» What the task requires: Go through the entries below and collect each line with the string "JSON" in it.

____

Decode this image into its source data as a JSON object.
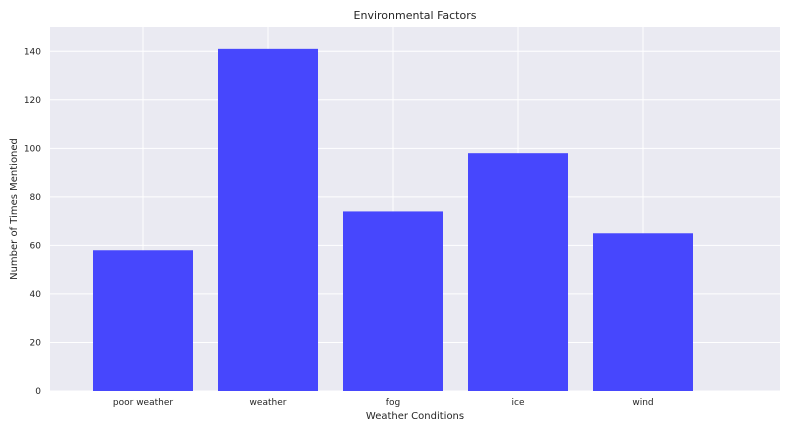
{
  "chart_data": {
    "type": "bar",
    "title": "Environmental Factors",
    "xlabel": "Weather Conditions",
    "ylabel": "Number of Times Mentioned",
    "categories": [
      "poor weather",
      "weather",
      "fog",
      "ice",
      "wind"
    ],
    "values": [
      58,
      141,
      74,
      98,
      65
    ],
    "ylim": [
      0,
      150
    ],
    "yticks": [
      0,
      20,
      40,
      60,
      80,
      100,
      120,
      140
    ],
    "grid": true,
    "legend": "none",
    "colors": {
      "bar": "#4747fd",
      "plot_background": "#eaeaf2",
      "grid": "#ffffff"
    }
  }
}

____

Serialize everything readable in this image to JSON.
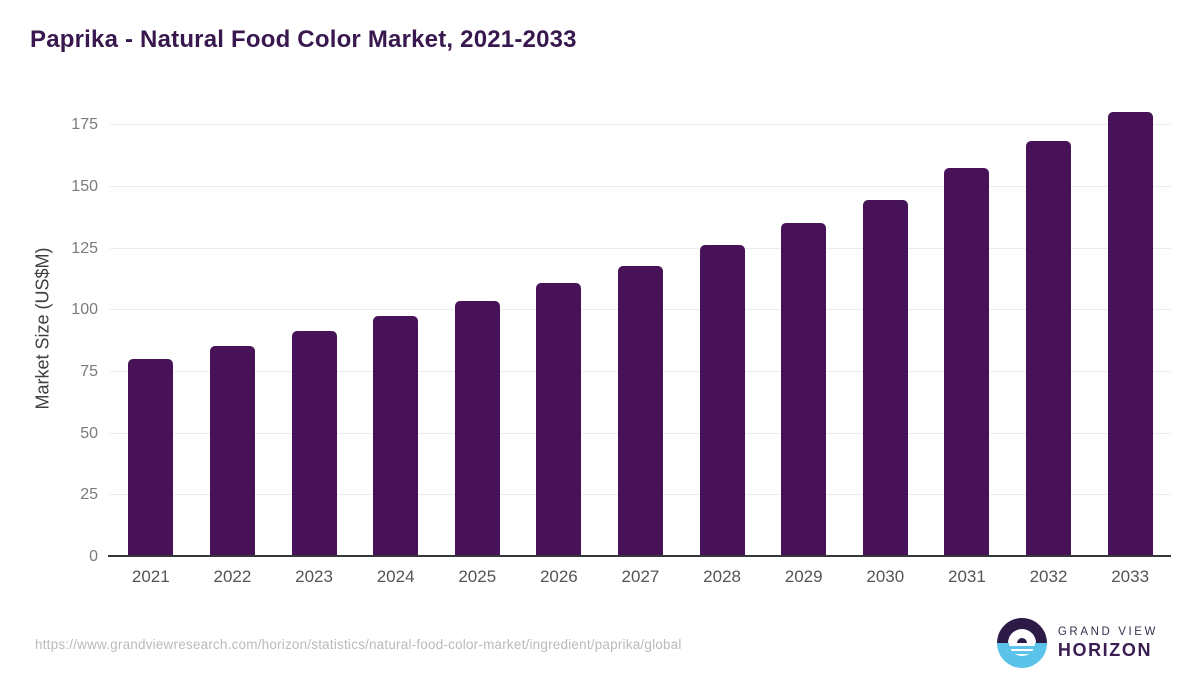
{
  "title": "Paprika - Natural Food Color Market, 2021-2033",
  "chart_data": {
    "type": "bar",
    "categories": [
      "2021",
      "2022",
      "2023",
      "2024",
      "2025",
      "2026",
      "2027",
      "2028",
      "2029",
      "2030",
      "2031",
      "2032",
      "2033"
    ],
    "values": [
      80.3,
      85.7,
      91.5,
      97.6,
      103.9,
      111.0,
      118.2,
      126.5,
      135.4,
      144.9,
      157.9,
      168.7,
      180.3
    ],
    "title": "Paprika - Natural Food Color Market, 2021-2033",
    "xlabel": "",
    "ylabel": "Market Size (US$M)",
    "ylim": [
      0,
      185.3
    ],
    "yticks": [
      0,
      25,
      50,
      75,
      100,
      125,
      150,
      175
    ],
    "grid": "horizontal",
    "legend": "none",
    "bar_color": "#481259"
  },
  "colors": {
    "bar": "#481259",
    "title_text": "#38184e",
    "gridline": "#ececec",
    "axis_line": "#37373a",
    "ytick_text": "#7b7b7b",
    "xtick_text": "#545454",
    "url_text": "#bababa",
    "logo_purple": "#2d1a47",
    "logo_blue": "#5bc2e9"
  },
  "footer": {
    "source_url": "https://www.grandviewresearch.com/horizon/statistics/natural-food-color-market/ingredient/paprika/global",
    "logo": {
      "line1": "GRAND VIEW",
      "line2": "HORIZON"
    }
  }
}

____

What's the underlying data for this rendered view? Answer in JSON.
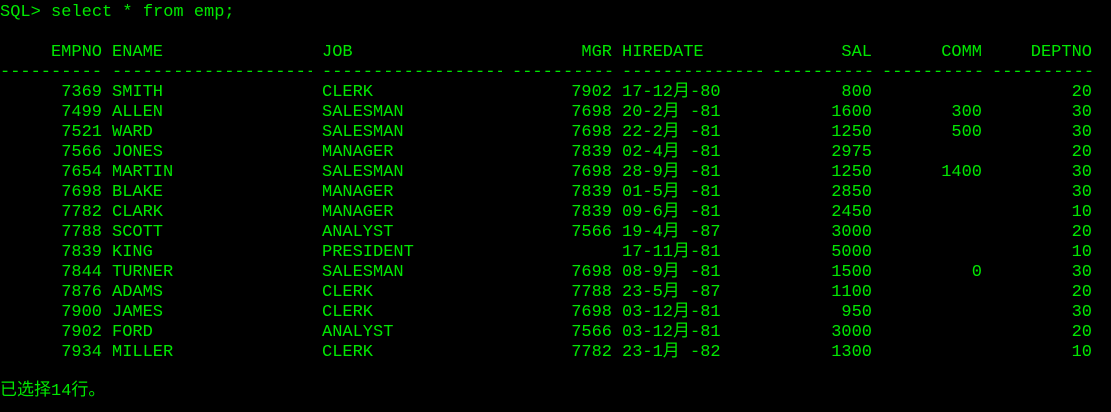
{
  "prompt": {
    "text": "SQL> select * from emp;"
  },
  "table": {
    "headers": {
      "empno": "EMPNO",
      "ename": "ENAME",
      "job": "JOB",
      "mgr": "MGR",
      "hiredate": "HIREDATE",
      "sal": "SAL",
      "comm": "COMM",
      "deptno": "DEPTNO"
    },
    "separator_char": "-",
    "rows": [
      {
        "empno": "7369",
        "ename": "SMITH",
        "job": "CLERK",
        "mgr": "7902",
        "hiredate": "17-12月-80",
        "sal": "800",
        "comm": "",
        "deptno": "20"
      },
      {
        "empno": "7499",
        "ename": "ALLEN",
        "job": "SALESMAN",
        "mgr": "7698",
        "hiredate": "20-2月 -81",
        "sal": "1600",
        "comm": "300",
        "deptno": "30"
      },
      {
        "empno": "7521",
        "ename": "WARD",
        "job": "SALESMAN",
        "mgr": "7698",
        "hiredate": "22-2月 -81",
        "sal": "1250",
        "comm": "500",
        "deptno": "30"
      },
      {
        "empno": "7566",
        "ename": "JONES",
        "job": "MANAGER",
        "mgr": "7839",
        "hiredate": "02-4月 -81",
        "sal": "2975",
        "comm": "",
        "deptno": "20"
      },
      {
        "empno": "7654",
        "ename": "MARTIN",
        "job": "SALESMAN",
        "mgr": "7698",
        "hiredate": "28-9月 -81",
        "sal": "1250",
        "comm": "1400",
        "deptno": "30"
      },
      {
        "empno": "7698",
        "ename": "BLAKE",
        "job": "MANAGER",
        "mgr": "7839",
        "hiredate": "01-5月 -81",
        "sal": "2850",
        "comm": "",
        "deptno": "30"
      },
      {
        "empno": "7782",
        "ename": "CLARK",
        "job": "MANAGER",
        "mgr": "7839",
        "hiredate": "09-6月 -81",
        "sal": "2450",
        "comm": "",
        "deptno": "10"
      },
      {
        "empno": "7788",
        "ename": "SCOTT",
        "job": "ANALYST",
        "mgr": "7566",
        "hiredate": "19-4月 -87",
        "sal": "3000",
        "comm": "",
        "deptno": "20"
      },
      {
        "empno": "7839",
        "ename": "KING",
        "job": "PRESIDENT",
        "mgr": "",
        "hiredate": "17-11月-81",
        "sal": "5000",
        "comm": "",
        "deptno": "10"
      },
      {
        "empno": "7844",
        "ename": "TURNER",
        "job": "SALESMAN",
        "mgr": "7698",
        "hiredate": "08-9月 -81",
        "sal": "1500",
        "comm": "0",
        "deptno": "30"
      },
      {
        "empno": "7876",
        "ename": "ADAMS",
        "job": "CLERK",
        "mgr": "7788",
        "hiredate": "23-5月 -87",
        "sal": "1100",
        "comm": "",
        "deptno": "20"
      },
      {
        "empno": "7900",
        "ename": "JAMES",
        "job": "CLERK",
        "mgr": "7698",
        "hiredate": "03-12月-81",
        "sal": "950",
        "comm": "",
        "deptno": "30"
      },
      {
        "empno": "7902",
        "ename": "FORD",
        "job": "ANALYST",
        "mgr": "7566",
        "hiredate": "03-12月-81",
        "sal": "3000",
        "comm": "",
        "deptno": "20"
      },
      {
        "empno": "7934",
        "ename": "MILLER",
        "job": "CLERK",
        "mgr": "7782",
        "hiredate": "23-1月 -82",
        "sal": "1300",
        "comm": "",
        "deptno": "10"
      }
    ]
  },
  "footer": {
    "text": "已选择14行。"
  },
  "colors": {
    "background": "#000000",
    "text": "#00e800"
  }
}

____

» Answer for the task:
Decode this image into its source data as a JSON object.
Serialize everything readable in this image to JSON.
What's the underlying data for this rendered view? Answer in JSON.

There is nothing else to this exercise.